PFAS refers to per- and polyfluoroalkyl substances. They have been widely used since the 1940s and are now present throughout the environment, occurring in soil, water and living organisms.
Their use has been phased out in several industries but they are still widely used in cosmetics, which unlike food are largely unregulated. There’s no easy way for consumers to tell whether their lipstick, nail polish and other everyday items contain PFAS, although Congress is considering legislation that would change that.
PFAS found in indoor air
But while the FDA study may be somewhat comforting, another study found that the air we breathe in our homes, schools, and workplaces can be polluted with PFAS.
The study, published today in Environmental Science & Technology Letters, relied on a new measurement technique that detected PFAS chemicals in the air of kindergarten classrooms, university offices and laboratories, and a home—some with levels as high as those measured at an outdoor clothing company and carpet stores selling PFAS-treated products.
“Food and water are known to be major sources of PFAS exposure,” said Rainer Lohmann, senior author of the study and professor of oceanography at the University of Rhode Island. “Our study shows that indoor air, including dust, is another source of exposure to potentially harmful forever chemicals.
“In fact, for children in homes or schools with old PFAS-treated carpets, inhalation may be even more important than dust as an exposure pathway to volatile PFAS that eventually could biotransform to more persistent and harmful PFAS,” Lohmann said in a news release.
While families, schools, and workplaces can reduce indoor air levels of PFAS by replacing carpets, there are still many other products that can emit volatile PFAS into indoor air, including clothing, shoes, building products, and furnishings, the researchers said.
“As long as they continue to be used in products, we’ll all be eating, drinking, and breathing PFAS,” said Tom Bruton, a co-author and senior scientist at the Green Science Policy Institute. “We need to turn off the tap and stop all unnecessary uses of PFAS as soon as possible.”
Seafood may be an issue
While the FDA did not find detectable levels of PFAS in most of the processed foods it studied, the same can’t be said for seafood, which is often not sold as nationally distributed processed packages.
*****
Please copy out the whole PFAS passage above word for word.

> _Material_:
*****
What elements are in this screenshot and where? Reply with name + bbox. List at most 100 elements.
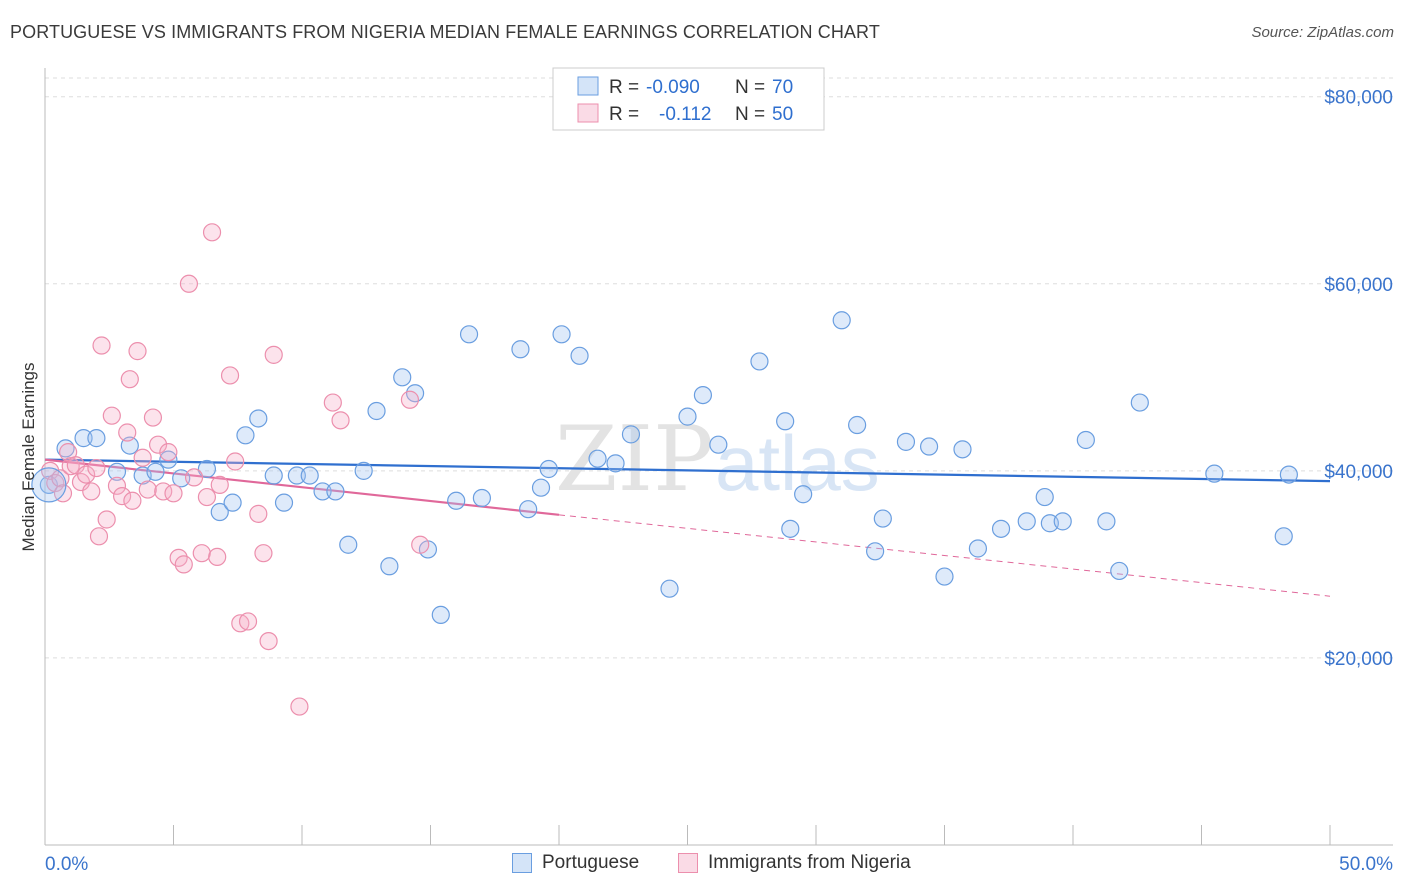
*****
> _Solution to this task_:
PFAS refers to per- and polyfluoroalkyl substances. They have been widely used since the 1940s and are now present throughout the environment, occurring in soil, water and living organisms.
Their use has been phased out in several industries but they are still widely used in cosmetics, which unlike food are largely unregulated. There’s no easy way for consumers to tell whether their lipstick, nail polish and other everyday items contain PFAS, although Congress is considering legislation that would change that.
PFAS found in indoor air
But while the FDA study may be somewhat comforting, another study found that the air we breathe in our homes, schools, and workplaces can be polluted with PFAS.
The study, published today in Environmental Science & Technology Letters, relied on a new measurement technique that detected PFAS chemicals in the air of kindergarten classrooms, university offices and laboratories, and a home—some with levels as high as those measured at an outdoor clothing company and carpet stores selling PFAS-treated products.
“Food and water are known to be major sources of PFAS exposure,” said Rainer Lohmann, senior author of the study and professor of oceanography at the University of Rhode Island. “Our study shows that indoor air, including dust, is another source of exposure to potentially harmful forever chemicals.
“In fact, for children in homes or schools with old PFAS-treated carpets, inhalation may be even more important than dust as an exposure pathway to volatile PFAS that eventually could biotransform to more persistent and harmful PFAS,” Lohmann said in a news release.
While families, schools, and workplaces can reduce indoor air levels of PFAS by replacing carpets, there are still many other products that can emit volatile PFAS into indoor air, including clothing, shoes, building products, and furnishings, the researchers said.
“As long as they continue to be used in products, we’ll all be eating, drinking, and breathing PFAS,” said Tom Bruton, a co-author and senior scientist at the Green Science Policy Institute. “We need to turn off the tap and stop all unnecessary uses of PFAS as soon as possible.”
Seafood may be an issue
While the FDA did not find detectable levels of PFAS in most of the processed foods it studied, the same can’t be said for seafood, which is often not sold as nationally distributed processed packages.